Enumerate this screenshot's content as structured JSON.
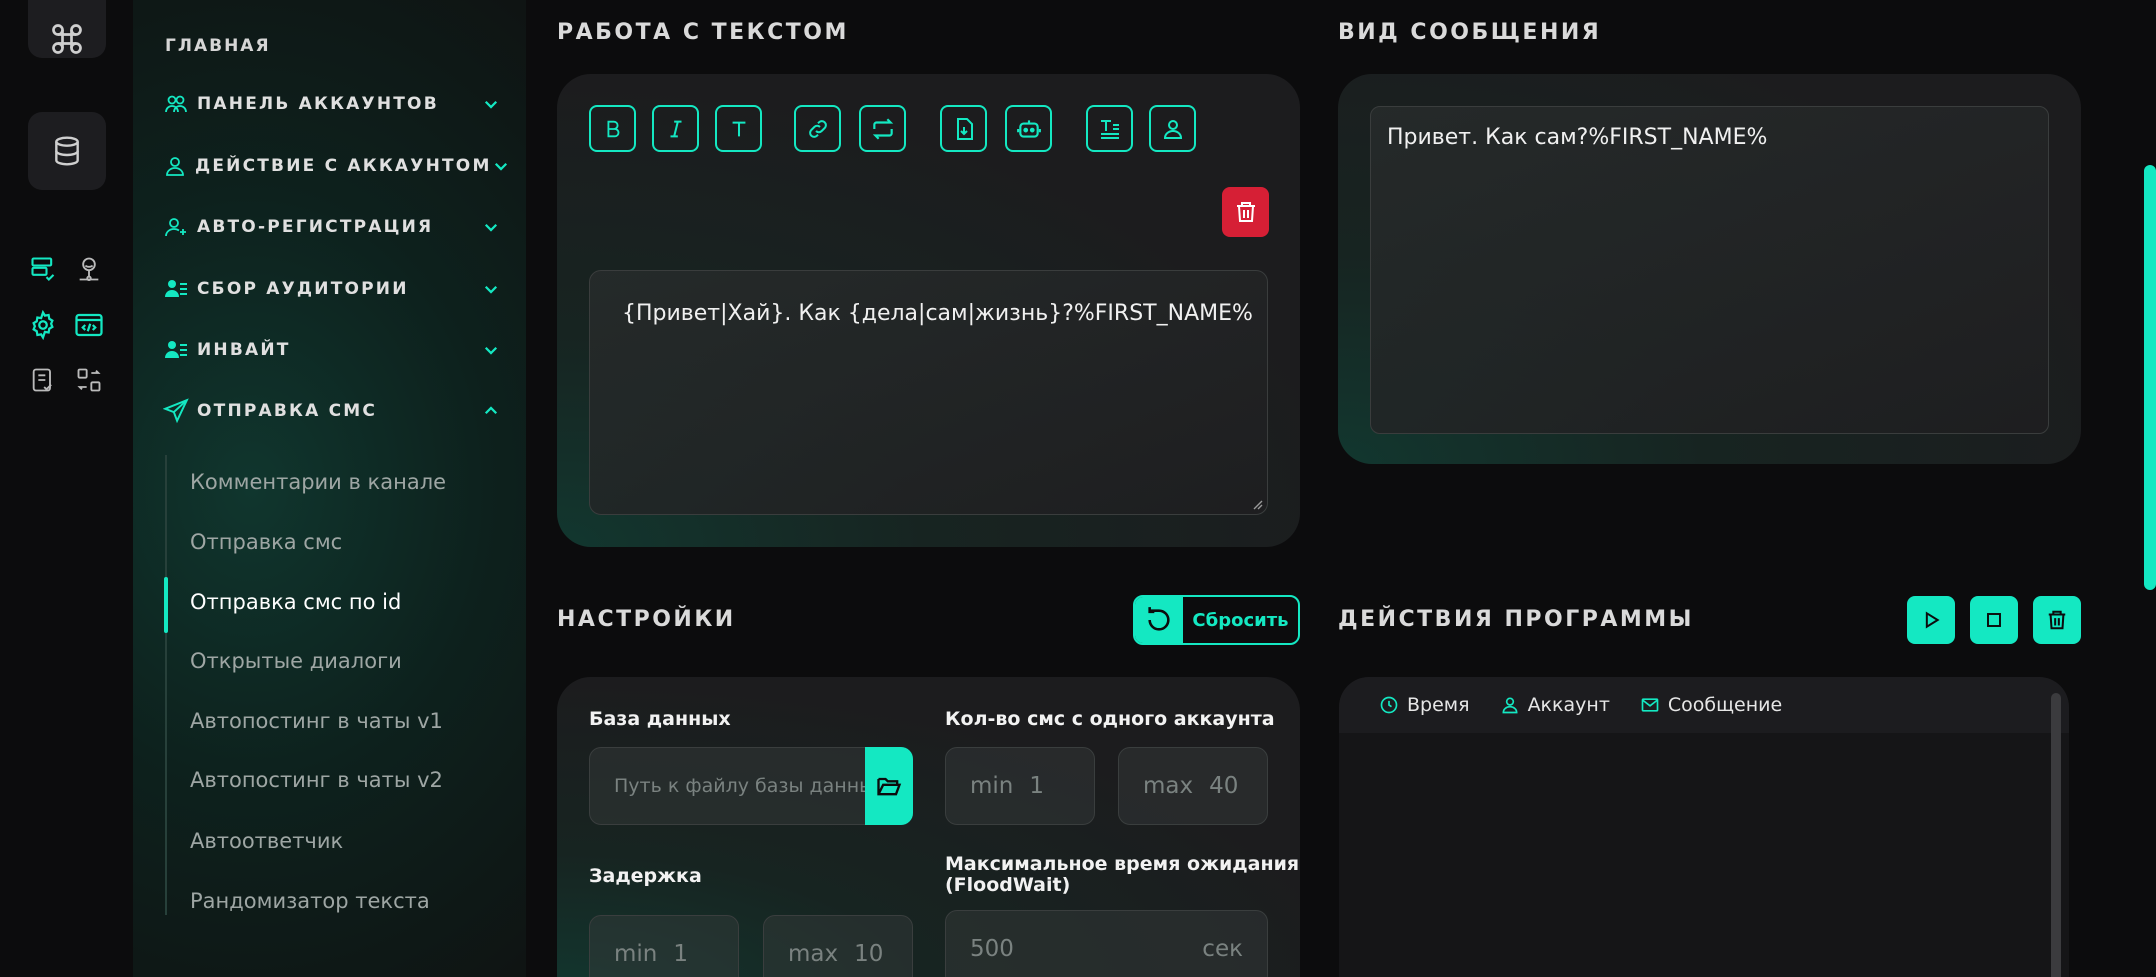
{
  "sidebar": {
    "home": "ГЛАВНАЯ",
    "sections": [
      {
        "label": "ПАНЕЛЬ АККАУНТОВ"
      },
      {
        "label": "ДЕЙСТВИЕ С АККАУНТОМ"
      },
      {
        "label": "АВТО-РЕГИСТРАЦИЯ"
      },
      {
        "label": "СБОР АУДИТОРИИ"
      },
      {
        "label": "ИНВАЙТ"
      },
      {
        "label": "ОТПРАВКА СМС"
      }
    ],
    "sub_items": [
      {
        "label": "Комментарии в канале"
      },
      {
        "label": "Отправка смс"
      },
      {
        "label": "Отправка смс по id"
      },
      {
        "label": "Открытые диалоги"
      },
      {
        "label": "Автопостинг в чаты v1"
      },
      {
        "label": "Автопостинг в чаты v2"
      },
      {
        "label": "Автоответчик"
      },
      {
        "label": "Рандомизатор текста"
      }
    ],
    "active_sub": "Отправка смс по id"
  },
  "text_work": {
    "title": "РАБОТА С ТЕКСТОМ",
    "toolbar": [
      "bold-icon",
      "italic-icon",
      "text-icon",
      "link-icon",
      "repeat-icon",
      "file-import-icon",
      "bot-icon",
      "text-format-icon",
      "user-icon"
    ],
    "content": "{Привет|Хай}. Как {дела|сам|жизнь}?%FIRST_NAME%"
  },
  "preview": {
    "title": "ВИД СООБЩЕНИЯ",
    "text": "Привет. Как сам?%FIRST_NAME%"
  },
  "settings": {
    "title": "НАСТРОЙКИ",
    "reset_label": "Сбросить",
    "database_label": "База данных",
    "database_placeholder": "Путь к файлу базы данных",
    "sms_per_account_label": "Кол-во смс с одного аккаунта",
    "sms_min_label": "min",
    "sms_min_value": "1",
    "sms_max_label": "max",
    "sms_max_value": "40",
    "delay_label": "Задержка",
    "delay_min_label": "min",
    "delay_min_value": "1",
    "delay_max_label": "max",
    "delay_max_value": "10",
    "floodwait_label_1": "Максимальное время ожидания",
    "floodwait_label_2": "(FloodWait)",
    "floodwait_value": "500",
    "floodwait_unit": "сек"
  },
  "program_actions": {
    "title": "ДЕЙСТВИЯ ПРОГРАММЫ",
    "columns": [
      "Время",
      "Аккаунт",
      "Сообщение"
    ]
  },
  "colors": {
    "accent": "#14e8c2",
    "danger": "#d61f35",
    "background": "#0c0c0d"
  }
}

==

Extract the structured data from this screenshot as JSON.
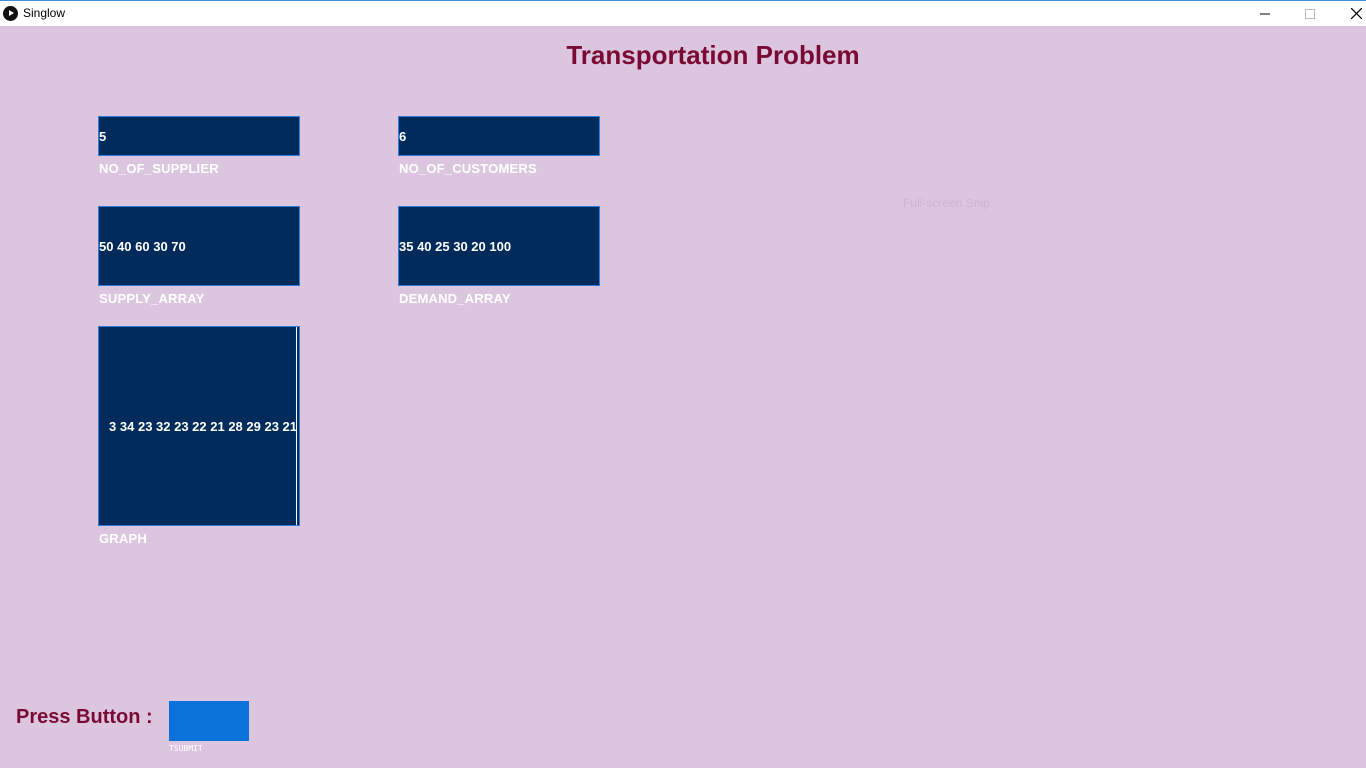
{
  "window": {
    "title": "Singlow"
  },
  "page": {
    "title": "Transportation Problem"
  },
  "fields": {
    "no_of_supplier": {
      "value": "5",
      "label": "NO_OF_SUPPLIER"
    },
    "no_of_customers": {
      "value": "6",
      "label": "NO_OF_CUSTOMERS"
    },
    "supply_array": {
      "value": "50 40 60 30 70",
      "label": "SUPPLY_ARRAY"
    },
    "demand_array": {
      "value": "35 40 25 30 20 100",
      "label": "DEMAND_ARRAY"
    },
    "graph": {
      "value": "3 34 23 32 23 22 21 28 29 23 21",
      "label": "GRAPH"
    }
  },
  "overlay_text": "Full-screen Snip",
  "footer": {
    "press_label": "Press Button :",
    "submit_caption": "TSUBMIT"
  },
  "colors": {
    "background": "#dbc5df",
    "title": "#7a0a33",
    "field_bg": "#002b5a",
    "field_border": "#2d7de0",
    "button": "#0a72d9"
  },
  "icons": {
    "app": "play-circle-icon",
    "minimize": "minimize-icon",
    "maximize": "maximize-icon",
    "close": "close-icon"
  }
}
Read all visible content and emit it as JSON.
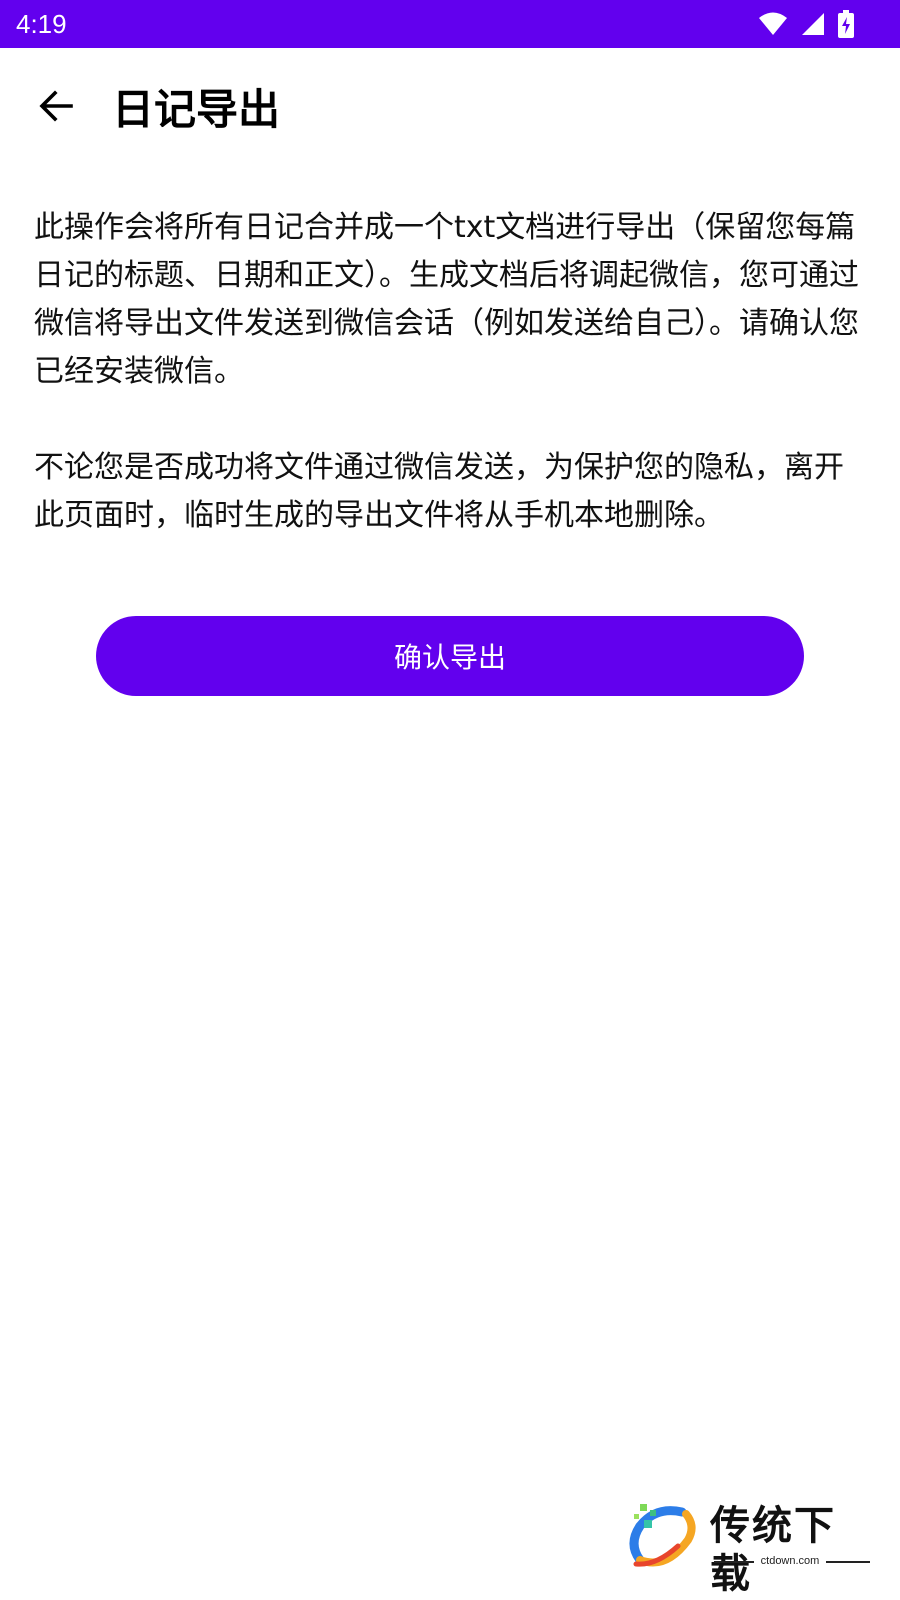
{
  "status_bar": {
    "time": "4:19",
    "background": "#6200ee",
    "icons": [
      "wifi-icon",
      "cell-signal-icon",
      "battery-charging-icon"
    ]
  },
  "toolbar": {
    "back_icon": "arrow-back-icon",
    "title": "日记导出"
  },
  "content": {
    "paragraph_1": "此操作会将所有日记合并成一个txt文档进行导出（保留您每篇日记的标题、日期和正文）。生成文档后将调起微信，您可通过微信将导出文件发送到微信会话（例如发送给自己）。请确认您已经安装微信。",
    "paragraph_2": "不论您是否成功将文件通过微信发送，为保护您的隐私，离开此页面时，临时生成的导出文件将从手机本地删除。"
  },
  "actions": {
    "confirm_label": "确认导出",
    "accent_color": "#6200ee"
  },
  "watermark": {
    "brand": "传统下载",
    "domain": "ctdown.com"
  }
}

Required work — Copy every single line of the material above that holds "данных".

The response —
    "database_label": "База данных",
    "database_placeholder": "Путь к файлу базы данных",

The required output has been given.